Brief: Every entry here needs to be repeated exactly.

Source records:
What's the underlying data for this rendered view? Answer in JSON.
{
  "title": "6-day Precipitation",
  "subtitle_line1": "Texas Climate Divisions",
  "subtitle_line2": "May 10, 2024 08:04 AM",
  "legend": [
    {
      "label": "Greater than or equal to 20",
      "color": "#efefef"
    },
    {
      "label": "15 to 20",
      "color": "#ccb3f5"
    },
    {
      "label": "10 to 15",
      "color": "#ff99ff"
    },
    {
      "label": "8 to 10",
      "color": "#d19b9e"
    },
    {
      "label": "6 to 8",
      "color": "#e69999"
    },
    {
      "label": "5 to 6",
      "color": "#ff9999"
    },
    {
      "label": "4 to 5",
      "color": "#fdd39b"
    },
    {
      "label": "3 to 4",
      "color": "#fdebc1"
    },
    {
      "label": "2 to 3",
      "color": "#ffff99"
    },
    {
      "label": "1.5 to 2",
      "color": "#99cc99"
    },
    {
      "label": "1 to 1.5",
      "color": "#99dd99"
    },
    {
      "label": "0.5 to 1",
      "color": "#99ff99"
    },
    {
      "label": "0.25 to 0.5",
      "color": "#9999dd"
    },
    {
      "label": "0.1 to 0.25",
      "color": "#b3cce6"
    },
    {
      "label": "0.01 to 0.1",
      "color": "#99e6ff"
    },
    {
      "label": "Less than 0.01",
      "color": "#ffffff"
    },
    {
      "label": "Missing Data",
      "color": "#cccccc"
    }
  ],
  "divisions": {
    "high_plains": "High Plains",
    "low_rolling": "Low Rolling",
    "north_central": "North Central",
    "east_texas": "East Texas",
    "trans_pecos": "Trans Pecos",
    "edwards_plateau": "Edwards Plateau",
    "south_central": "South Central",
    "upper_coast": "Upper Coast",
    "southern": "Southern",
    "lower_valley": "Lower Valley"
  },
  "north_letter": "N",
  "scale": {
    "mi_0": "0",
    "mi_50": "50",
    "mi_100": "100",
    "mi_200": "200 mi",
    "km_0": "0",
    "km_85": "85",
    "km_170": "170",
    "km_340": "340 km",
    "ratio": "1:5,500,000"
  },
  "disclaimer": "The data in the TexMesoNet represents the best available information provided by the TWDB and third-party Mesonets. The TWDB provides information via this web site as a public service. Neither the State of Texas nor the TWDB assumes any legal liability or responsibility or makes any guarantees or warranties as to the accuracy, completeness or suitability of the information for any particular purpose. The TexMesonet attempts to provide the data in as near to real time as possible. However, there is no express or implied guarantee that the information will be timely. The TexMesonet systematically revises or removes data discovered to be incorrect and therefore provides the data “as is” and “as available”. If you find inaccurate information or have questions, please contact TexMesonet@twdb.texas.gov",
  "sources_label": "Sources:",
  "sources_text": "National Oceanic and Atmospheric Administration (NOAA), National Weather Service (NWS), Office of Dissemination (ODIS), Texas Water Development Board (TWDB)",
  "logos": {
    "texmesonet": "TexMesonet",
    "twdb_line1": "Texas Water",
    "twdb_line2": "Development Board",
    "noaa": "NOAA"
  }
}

Worked answer:
What's the underlying data for this rendered view? Answer in JSON.
{
  "title": "6-day Precipitation",
  "subtitle_line1": "Texas Climate Divisions",
  "subtitle_line2": "May 10, 2024 08:04 AM",
  "legend": [
    {
      "label": "Greater than or equal to 20",
      "color": "#efefef"
    },
    {
      "label": "15 to 20",
      "color": "#ccb3f5"
    },
    {
      "label": "10 to 15",
      "color": "#ff99ff"
    },
    {
      "label": "8 to 10",
      "color": "#d19b9e"
    },
    {
      "label": "6 to 8",
      "color": "#e69999"
    },
    {
      "label": "5 to 6",
      "color": "#ff9999"
    },
    {
      "label": "4 to 5",
      "color": "#fdd39b"
    },
    {
      "label": "3 to 4",
      "color": "#fdebc1"
    },
    {
      "label": "2 to 3",
      "color": "#ffff99"
    },
    {
      "label": "1.5 to 2",
      "color": "#99cc99"
    },
    {
      "label": "1 to 1.5",
      "color": "#99dd99"
    },
    {
      "label": "0.5 to 1",
      "color": "#99ff99"
    },
    {
      "label": "0.25 to 0.5",
      "color": "#9999dd"
    },
    {
      "label": "0.1 to 0.25",
      "color": "#b3cce6"
    },
    {
      "label": "0.01 to 0.1",
      "color": "#99e6ff"
    },
    {
      "label": "Less than 0.01",
      "color": "#ffffff"
    },
    {
      "label": "Missing Data",
      "color": "#cccccc"
    }
  ],
  "divisions": {
    "high_plains": "High Plains",
    "low_rolling": "Low Rolling",
    "north_central": "North Central",
    "east_texas": "East Texas",
    "trans_pecos": "Trans Pecos",
    "edwards_plateau": "Edwards Plateau",
    "south_central": "South Central",
    "upper_coast": "Upper Coast",
    "southern": "Southern",
    "lower_valley": "Lower Valley"
  },
  "north_letter": "N",
  "scale": {
    "mi_0": "0",
    "mi_50": "50",
    "mi_100": "100",
    "mi_200": "200 mi",
    "km_0": "0",
    "km_85": "85",
    "km_170": "170",
    "km_340": "340 km",
    "ratio": "1:5,500,000"
  },
  "disclaimer": "The data in the TexMesoNet represents the best available information provided by the TWDB and third-party Mesonets. The TWDB provides information via this web site as a public service. Neither the State of Texas nor the TWDB assumes any legal liability or responsibility or makes any guarantees or warranties as to the accuracy, completeness or suitability of the information for any particular purpose. The TexMesonet attempts to provide the data in as near to real time as possible. However, there is no express or implied guarantee that the information will be timely. The TexMesonet systematically revises or removes data discovered to be incorrect and therefore provides the data “as is” and “as available”. If you find inaccurate information or have questions, please contact TexMesonet@twdb.texas.gov",
  "sources_label": "Sources:",
  "sources_text": "National Oceanic and Atmospheric Administration (NOAA), National Weather Service (NWS), Office of Dissemination (ODIS), Texas Water Development Board (TWDB)",
  "logos": {
    "texmesonet": "TexMesonet",
    "twdb_line1": "Texas Water",
    "twdb_line2": "Development Board",
    "noaa": "NOAA"
  }
}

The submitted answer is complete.